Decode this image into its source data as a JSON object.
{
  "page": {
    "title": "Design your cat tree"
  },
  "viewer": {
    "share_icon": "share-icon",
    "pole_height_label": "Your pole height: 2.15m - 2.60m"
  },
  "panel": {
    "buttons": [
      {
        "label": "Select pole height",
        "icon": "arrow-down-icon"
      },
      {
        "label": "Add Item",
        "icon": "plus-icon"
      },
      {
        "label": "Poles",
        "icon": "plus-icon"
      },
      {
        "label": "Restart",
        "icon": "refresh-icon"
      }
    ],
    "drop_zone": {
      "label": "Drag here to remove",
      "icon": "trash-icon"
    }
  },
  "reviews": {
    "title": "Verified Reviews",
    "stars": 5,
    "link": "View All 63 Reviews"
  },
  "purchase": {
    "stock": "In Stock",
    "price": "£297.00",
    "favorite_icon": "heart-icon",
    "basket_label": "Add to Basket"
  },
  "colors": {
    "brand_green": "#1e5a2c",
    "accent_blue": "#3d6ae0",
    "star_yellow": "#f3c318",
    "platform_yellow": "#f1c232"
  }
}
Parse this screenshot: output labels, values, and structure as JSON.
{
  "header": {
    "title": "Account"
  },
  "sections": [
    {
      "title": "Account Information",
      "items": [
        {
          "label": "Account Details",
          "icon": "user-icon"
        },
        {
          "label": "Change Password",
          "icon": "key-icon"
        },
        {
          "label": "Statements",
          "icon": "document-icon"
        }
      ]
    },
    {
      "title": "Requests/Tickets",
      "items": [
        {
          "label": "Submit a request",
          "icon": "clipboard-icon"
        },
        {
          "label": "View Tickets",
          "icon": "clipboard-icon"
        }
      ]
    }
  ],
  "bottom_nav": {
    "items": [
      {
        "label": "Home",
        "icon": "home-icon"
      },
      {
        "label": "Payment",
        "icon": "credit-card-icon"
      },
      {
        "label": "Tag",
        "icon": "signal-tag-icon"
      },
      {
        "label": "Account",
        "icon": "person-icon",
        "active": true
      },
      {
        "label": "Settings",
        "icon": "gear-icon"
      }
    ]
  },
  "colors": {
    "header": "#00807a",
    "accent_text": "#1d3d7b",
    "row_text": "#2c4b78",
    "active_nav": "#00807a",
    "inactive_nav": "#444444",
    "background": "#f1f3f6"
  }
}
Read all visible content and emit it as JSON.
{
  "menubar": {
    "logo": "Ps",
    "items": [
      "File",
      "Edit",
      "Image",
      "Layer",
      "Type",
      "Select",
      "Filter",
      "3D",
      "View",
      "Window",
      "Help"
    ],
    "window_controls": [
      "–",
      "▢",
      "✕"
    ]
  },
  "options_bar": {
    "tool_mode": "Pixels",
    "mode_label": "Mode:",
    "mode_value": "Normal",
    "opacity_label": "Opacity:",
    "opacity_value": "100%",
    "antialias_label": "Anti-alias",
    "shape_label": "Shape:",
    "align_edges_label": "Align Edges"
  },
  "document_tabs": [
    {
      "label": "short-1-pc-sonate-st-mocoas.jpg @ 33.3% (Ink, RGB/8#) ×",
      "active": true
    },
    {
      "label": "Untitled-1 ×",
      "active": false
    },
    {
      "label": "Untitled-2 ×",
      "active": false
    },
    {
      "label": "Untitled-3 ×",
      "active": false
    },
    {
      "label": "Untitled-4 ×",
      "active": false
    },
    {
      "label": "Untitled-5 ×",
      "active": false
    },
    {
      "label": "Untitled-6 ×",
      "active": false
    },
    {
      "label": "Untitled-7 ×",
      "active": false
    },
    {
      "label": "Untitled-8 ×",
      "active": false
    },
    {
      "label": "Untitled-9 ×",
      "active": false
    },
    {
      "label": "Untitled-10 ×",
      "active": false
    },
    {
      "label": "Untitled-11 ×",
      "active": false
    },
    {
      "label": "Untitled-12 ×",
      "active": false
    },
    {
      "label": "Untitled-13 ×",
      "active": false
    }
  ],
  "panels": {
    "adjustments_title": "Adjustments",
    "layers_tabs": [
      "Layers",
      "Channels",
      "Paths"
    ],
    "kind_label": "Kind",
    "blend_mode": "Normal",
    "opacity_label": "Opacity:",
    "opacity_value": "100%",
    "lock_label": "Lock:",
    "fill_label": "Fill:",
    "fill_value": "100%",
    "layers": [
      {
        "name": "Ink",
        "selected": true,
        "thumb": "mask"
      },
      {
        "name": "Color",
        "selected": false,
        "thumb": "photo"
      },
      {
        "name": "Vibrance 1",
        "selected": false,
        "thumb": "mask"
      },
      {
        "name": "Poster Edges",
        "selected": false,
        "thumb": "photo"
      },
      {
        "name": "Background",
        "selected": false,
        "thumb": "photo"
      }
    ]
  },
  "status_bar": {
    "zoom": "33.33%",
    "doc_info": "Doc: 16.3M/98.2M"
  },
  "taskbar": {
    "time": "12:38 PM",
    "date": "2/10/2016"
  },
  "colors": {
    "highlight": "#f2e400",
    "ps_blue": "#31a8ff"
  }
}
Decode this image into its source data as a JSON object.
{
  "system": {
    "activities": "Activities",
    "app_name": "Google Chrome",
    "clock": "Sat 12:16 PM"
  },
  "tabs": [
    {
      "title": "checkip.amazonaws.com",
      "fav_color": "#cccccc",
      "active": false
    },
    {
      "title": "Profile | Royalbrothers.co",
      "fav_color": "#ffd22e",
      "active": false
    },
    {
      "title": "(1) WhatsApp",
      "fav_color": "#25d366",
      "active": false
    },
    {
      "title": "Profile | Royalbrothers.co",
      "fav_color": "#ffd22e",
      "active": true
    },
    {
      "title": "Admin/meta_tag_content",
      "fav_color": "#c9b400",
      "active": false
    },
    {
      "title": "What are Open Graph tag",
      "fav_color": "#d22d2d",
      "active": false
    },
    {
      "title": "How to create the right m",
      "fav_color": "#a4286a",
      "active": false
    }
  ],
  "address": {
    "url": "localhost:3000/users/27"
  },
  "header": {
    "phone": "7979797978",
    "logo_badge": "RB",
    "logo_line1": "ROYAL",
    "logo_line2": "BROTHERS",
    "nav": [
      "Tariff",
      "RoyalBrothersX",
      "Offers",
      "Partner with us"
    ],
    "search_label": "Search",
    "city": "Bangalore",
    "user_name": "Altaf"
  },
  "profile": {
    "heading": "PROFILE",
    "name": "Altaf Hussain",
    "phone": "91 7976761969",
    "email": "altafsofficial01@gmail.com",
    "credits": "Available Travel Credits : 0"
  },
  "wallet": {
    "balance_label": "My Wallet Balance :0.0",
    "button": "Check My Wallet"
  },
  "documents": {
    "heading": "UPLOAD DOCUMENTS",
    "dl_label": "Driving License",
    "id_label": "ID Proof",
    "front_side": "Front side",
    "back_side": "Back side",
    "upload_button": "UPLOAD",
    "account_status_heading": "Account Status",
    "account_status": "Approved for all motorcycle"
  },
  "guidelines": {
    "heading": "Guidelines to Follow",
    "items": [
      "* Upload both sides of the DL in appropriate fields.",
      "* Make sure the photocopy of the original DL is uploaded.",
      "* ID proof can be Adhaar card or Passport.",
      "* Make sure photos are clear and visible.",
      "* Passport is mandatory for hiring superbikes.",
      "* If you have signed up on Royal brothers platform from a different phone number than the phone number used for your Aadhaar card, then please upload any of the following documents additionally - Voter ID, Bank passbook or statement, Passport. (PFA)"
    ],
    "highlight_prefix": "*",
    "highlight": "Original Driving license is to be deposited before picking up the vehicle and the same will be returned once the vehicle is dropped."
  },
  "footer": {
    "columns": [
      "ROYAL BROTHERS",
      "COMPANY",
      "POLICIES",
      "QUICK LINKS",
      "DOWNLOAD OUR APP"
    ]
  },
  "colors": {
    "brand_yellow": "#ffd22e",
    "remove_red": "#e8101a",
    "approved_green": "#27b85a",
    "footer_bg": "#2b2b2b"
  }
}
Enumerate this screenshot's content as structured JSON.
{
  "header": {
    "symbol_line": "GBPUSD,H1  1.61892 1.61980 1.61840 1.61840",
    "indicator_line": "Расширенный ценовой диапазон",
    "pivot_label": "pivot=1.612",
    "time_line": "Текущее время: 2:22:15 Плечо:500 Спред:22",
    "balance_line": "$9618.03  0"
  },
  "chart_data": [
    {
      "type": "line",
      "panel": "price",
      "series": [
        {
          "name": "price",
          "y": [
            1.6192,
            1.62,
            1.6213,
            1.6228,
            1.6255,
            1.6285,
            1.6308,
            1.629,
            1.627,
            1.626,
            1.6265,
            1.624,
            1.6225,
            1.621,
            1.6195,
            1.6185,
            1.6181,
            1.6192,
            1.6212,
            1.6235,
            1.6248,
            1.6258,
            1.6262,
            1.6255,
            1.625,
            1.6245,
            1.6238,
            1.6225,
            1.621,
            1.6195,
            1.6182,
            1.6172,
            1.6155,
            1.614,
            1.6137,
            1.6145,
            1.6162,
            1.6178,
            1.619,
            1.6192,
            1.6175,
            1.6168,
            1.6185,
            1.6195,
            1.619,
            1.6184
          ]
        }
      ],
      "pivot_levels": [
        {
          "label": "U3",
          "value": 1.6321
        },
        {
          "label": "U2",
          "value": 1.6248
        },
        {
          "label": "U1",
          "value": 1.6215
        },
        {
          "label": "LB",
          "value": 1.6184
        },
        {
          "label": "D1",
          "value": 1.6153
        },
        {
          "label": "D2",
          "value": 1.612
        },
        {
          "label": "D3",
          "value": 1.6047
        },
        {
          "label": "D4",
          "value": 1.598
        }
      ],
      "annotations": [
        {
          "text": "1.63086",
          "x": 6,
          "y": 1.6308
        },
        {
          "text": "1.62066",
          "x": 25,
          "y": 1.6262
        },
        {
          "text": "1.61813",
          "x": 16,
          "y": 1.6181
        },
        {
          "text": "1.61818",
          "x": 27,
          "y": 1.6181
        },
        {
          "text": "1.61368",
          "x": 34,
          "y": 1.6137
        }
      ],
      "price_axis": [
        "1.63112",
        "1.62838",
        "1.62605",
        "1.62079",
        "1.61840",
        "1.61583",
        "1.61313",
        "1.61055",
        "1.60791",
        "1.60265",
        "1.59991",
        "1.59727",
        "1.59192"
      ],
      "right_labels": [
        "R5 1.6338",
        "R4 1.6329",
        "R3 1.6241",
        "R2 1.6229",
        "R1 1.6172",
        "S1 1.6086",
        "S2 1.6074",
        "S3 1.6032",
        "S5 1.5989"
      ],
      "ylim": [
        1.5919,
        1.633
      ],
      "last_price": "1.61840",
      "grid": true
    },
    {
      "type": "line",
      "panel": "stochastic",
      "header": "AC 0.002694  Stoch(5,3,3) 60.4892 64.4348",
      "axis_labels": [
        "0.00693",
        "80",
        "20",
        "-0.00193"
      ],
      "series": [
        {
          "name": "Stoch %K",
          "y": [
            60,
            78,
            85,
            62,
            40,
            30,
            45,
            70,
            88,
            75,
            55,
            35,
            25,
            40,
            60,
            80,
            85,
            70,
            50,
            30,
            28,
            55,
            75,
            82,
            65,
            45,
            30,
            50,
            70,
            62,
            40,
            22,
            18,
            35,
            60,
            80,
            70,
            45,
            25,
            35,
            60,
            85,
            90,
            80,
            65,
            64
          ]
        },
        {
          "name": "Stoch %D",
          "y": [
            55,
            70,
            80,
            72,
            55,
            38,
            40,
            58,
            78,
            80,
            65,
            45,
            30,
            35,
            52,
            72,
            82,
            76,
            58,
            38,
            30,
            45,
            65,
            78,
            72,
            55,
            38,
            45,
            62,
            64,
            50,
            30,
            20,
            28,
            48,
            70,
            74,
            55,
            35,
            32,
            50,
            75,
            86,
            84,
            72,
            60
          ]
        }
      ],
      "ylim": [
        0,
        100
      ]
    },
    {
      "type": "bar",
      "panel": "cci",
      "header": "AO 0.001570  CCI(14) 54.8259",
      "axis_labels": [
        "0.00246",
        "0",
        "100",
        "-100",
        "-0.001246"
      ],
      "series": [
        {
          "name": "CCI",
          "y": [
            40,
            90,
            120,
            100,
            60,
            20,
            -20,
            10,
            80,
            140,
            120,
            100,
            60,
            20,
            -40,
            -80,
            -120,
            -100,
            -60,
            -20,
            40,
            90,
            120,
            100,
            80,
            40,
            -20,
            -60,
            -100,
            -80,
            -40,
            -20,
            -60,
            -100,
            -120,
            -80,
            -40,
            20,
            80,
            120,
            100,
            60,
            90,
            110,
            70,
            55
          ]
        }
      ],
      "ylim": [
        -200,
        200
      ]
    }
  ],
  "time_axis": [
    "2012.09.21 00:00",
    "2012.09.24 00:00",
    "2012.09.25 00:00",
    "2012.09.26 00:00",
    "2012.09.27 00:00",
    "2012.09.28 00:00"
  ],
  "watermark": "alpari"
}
..............................
## To be done
Go through the records and pull out each line that includes the word "JSON".

## The reply
Decode this image into its source data as a JSON object.
Parse this screenshot: output labels, values, and structure as JSON.
Read all visible content and emit it as JSON.
Decode this image into its source data as a JSON object.
Enumerate this screenshot's content as structured JSON.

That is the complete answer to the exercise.